> Task objective
Every line of the data that contains the string "month" must be copied.

> Data listing
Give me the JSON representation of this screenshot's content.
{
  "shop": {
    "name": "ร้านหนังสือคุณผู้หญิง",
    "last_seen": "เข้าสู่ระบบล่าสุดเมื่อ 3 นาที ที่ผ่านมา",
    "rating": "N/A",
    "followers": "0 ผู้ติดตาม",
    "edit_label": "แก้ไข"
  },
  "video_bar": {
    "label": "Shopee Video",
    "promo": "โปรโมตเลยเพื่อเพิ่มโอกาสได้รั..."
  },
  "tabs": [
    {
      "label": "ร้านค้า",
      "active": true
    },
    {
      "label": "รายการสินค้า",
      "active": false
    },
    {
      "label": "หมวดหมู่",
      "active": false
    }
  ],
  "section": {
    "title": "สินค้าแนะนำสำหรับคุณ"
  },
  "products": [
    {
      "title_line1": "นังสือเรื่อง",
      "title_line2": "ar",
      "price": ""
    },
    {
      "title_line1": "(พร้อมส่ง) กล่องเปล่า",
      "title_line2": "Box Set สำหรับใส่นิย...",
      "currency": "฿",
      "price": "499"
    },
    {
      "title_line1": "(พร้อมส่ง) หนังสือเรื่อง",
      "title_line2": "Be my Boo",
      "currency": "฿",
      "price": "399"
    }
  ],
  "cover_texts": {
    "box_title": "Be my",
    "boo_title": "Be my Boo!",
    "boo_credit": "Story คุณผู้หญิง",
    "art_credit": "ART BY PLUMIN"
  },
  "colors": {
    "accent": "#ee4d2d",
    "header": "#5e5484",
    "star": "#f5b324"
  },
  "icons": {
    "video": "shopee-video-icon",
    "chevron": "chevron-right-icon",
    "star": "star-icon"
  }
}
* * *
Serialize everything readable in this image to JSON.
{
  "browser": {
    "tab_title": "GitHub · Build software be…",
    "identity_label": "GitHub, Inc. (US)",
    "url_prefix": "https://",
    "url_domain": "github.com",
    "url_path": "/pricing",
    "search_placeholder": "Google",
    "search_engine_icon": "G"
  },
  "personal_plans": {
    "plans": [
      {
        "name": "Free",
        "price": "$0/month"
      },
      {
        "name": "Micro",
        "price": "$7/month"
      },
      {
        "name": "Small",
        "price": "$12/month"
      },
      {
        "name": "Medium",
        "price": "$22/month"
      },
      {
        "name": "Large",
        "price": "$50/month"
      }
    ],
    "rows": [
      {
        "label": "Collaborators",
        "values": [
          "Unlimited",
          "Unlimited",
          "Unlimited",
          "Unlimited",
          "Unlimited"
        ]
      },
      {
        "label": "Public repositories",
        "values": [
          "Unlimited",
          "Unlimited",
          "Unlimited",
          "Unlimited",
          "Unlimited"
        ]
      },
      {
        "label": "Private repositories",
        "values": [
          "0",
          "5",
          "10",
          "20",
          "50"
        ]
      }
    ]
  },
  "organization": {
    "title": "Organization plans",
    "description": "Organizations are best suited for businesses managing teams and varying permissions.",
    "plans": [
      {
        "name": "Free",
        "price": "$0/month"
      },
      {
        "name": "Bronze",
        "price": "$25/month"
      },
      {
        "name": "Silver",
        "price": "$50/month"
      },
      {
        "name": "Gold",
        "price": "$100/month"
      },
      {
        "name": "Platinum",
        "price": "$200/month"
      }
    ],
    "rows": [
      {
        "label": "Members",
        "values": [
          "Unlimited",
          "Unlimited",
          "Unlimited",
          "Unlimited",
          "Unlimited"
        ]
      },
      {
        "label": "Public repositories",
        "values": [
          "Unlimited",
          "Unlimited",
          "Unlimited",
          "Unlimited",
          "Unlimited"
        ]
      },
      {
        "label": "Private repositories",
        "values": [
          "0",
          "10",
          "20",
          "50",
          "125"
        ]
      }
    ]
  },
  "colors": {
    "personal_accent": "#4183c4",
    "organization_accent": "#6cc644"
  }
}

> Complete output
        "price": "$0/month"
        "price": "$7/month"
        "price": "$12/month"
        "price": "$22/month"
        "price": "$50/month"
        "price": "$0/month"
        "price": "$25/month"
        "price": "$50/month"
        "price": "$100/month"
        "price": "$200/month"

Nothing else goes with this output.